_TASK DETAILS_
Look through the listing and locate every line containing the word "Future"; copy those lines.

## Start RECORDS SUPPLIED

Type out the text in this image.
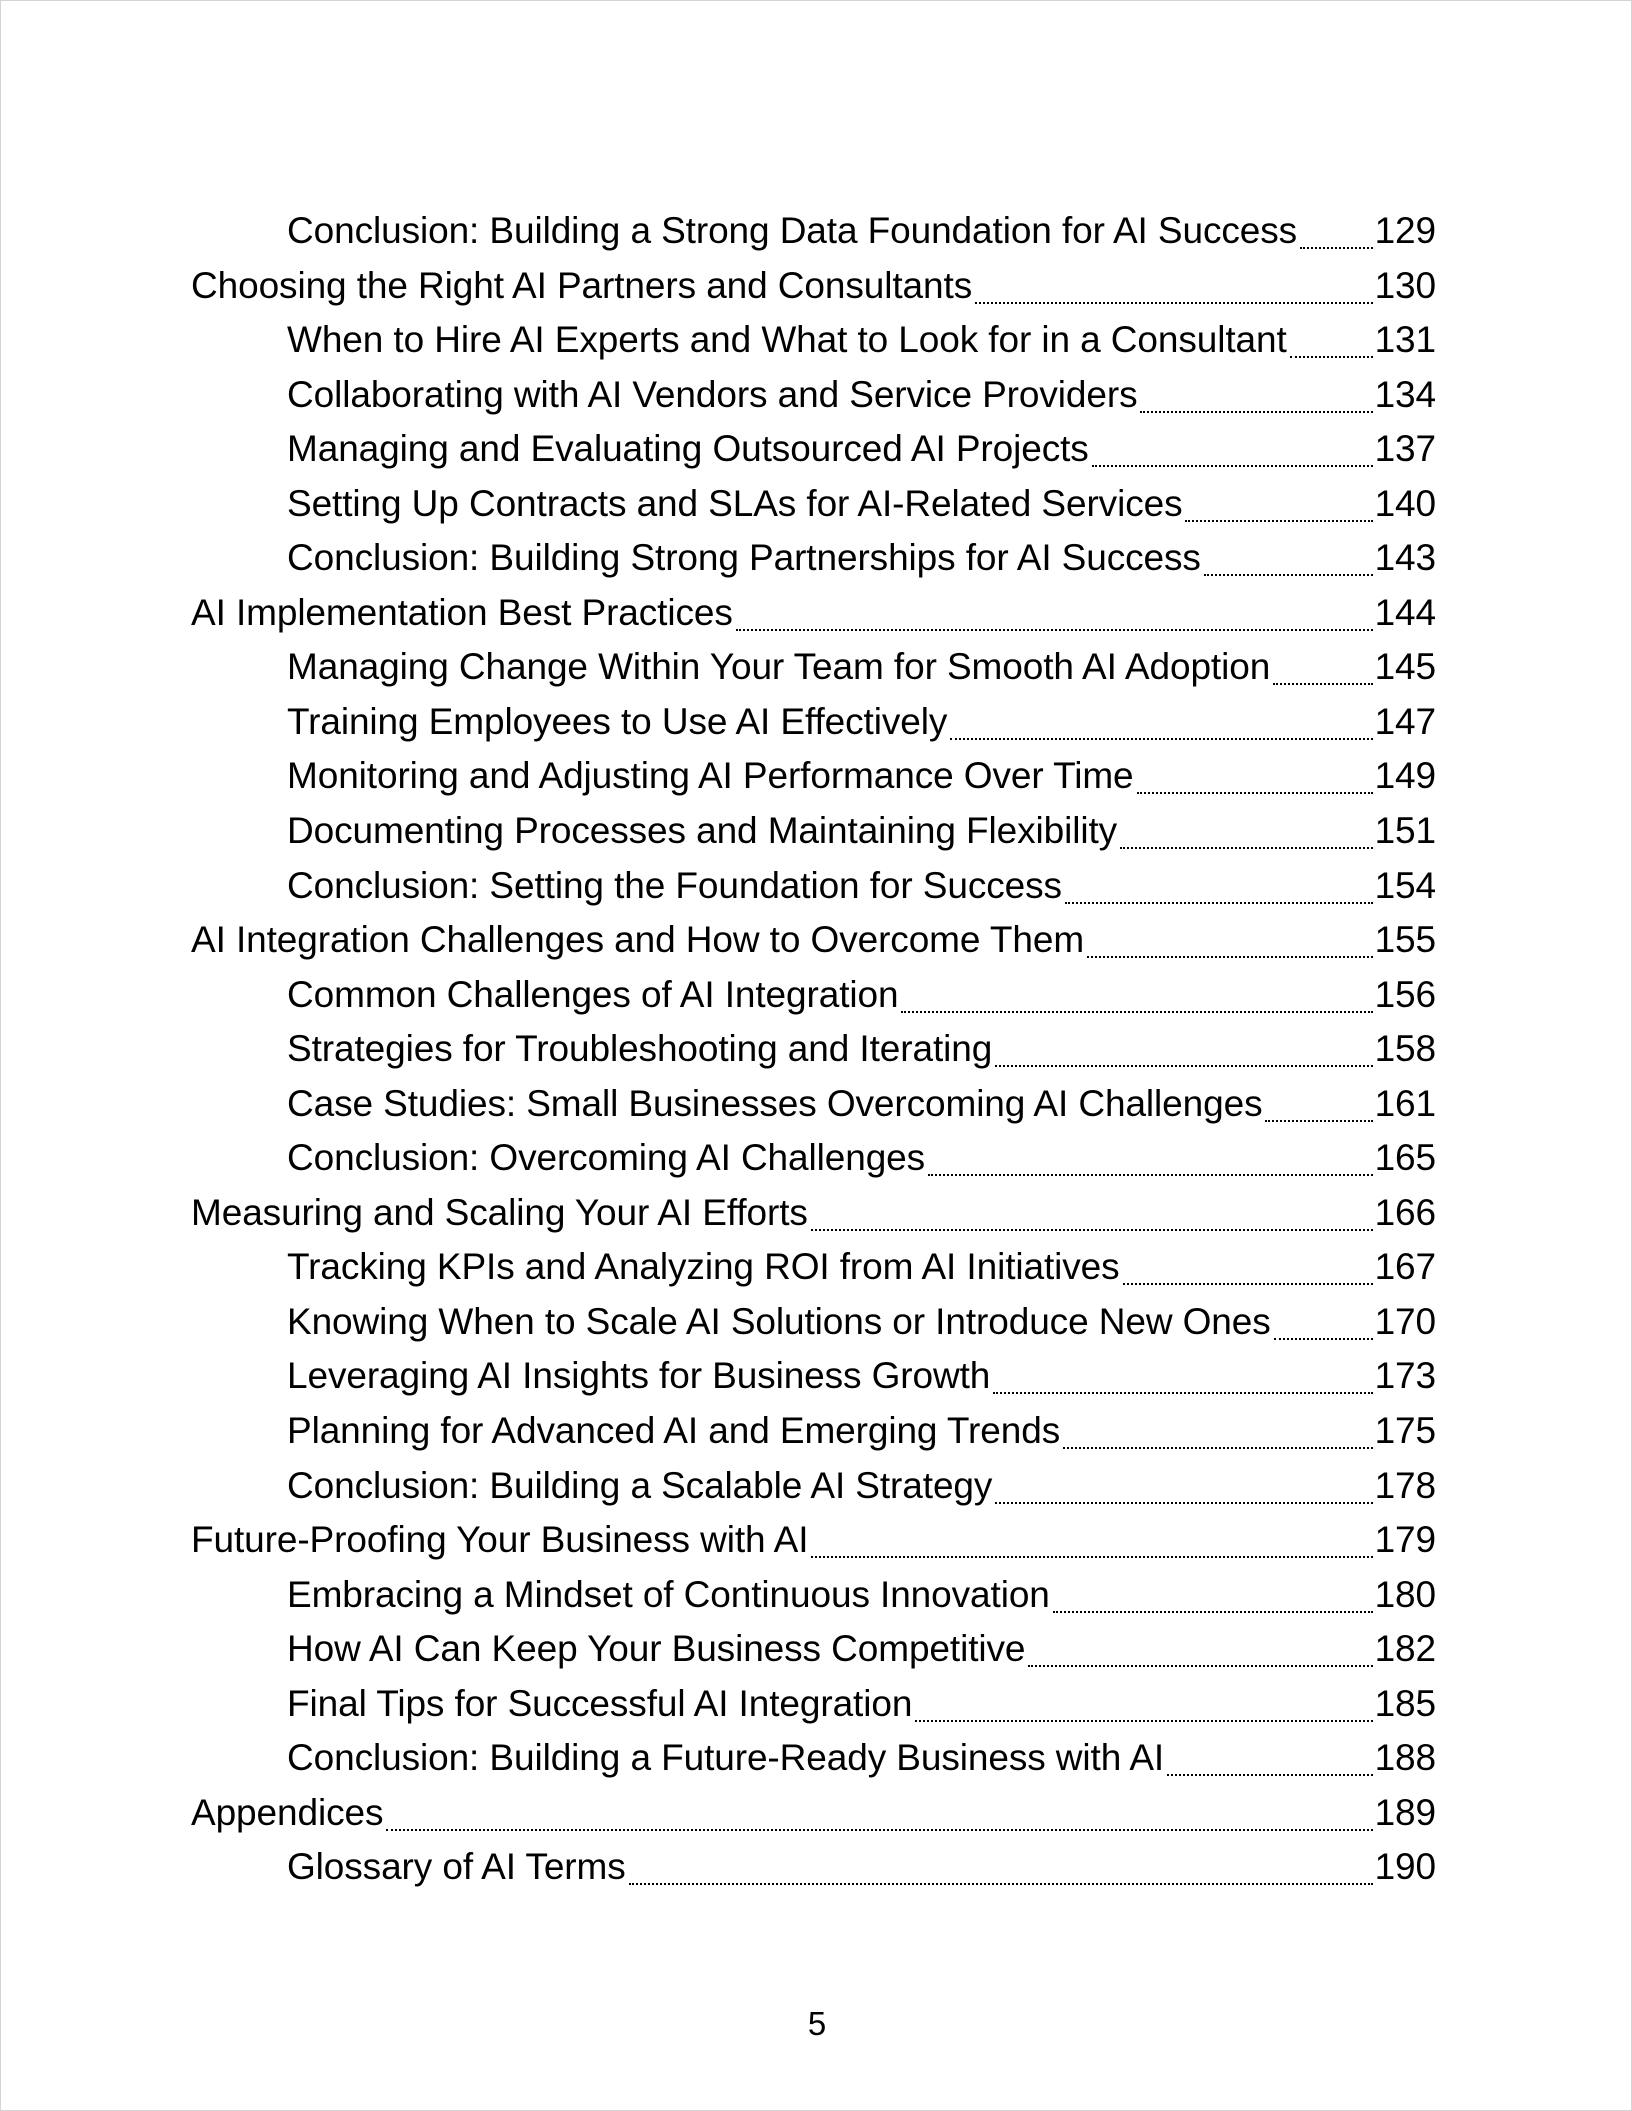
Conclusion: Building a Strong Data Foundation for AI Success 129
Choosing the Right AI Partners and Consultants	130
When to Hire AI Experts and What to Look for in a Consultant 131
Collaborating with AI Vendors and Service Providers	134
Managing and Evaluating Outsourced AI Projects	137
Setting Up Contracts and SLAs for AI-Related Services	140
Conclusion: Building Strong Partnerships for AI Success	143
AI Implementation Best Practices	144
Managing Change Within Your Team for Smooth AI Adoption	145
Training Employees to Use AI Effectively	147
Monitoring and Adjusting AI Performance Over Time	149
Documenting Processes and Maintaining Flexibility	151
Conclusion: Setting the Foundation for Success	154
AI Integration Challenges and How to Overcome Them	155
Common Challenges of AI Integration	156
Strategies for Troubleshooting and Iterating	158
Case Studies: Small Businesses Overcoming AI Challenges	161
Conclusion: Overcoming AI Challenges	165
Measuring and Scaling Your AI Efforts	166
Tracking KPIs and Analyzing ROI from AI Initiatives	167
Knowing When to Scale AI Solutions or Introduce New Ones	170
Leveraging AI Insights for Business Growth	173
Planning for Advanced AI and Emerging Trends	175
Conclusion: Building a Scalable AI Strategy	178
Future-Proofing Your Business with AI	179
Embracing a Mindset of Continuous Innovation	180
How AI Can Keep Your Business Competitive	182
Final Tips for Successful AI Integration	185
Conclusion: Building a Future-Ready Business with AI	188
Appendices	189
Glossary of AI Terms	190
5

## End RECORDS SUPPLIED
## Start RECORDS SUPPLIED

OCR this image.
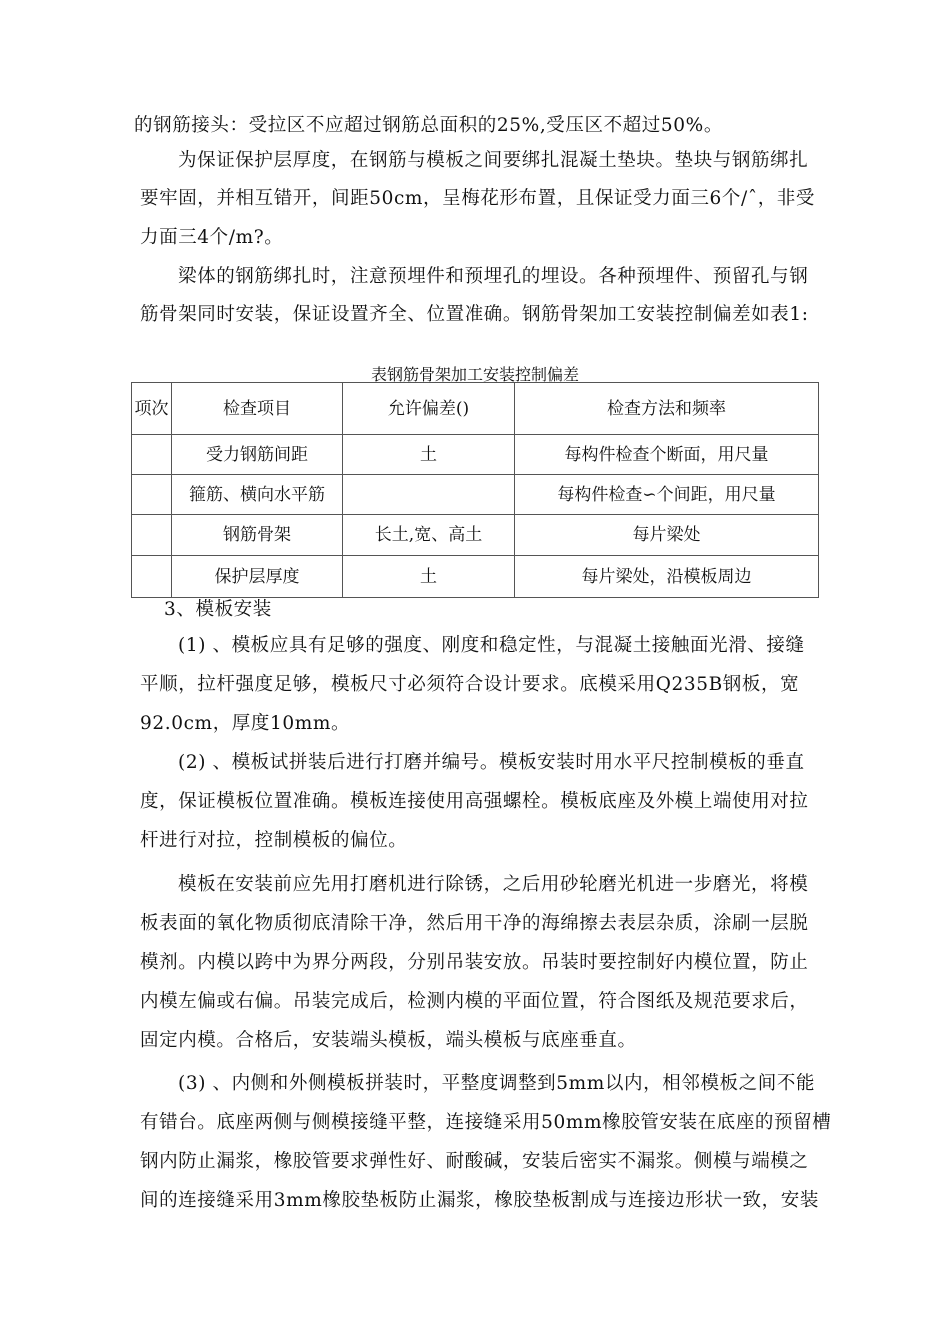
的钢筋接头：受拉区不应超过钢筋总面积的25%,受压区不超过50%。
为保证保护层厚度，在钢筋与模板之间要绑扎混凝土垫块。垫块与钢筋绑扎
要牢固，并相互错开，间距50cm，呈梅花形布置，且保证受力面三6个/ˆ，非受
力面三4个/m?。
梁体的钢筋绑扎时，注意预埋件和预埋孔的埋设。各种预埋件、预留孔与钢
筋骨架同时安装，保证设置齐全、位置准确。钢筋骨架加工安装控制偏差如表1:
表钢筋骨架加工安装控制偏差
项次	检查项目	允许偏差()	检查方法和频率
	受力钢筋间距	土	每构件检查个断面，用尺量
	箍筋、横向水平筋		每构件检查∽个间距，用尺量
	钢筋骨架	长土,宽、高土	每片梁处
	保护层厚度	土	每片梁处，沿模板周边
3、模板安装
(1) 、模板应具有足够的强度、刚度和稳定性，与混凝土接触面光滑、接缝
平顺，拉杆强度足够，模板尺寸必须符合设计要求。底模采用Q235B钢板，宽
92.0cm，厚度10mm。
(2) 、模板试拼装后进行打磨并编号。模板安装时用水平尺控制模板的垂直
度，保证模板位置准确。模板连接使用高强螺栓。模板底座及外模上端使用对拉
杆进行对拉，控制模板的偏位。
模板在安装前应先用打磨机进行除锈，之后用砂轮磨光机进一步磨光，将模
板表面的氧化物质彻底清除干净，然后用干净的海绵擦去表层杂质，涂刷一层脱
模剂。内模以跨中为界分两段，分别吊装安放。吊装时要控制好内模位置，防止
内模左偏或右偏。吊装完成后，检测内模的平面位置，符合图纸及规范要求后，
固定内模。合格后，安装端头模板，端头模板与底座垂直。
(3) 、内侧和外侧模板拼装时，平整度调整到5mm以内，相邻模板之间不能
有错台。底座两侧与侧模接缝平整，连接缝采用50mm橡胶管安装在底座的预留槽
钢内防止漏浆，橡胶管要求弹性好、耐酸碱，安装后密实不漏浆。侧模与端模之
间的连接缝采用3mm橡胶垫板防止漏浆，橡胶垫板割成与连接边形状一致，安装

## End RECORDS SUPPLIED

_CORRECT OUTPUT_
Future-Proofing Your Business with AI	179
Conclusion: Building a Future-Ready Business with AI	188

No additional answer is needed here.